-- START Exercise materials --

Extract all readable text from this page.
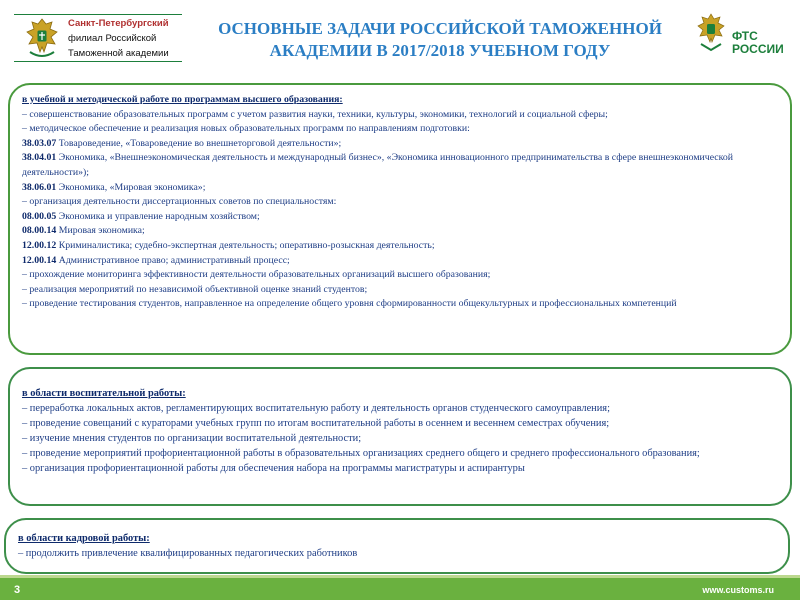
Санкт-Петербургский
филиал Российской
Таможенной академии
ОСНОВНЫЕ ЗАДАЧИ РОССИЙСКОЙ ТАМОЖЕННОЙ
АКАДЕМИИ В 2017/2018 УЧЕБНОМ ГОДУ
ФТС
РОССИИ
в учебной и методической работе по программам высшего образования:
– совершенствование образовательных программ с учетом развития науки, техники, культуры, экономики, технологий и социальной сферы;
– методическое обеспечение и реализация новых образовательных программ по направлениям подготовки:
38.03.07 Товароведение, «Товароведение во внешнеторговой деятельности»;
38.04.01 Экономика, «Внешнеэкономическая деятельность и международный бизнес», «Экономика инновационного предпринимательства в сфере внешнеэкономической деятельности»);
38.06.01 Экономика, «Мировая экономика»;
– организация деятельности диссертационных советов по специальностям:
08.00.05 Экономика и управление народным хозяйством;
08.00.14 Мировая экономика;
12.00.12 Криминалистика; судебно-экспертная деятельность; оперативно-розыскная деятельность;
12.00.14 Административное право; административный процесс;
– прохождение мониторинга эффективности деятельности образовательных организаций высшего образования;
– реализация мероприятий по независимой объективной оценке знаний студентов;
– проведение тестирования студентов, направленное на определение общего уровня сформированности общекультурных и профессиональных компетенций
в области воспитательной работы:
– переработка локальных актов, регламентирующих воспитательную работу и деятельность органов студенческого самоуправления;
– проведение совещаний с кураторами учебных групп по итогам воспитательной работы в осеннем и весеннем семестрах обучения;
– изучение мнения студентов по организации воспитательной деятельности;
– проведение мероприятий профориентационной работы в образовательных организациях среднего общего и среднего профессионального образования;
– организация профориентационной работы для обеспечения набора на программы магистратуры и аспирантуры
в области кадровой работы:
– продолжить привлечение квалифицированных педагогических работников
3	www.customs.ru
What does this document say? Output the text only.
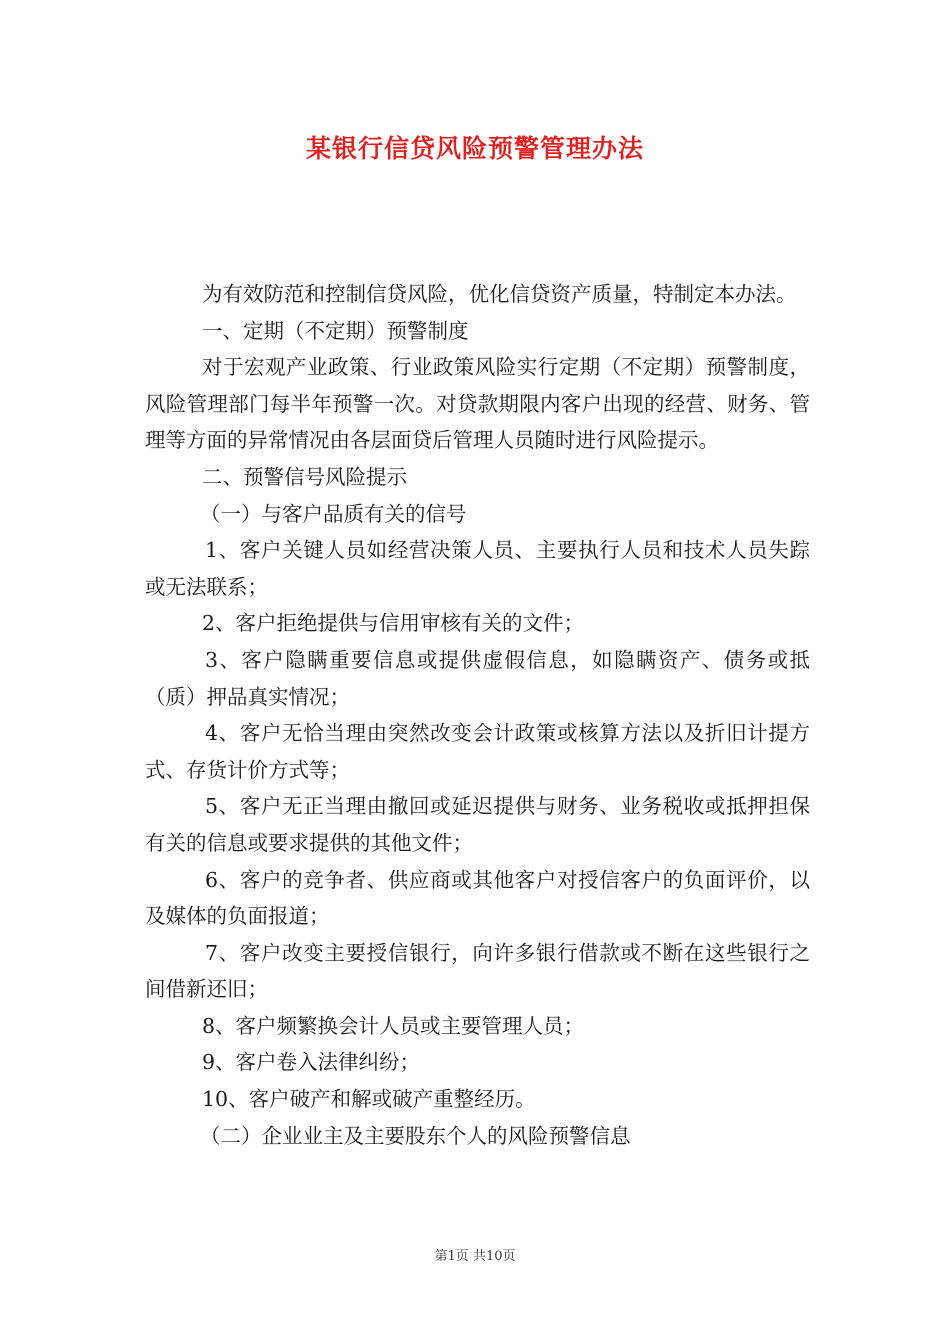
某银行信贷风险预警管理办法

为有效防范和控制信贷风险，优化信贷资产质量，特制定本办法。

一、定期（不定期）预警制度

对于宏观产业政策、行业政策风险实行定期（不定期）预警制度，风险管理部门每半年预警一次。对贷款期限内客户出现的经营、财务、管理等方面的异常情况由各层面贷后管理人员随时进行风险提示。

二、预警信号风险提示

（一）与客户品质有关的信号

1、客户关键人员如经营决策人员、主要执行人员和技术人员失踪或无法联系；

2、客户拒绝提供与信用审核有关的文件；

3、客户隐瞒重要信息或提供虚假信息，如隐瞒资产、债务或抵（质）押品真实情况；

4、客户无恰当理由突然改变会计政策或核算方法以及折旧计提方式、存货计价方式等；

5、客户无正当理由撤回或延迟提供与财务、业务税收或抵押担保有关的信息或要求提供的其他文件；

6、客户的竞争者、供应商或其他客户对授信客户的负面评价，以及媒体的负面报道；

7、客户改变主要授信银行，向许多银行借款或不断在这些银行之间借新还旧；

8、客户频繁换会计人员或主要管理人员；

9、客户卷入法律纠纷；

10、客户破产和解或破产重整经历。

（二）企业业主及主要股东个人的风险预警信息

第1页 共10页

-- END Exercise materials --
-- START Exercise materials --

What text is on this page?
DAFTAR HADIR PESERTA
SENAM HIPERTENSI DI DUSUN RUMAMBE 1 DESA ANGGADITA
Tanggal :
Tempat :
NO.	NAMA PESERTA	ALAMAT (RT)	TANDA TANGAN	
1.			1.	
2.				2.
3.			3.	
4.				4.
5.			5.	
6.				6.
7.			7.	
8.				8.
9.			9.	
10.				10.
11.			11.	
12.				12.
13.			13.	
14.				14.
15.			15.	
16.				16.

-- END Exercise materials --

> **Work to complete**
Go through the entries above and pull out each line with "Мировая" in it.

> **Result of this exercise**
38.06.01 Экономика, «Мировая экономика»;
08.00.14 Мировая экономика;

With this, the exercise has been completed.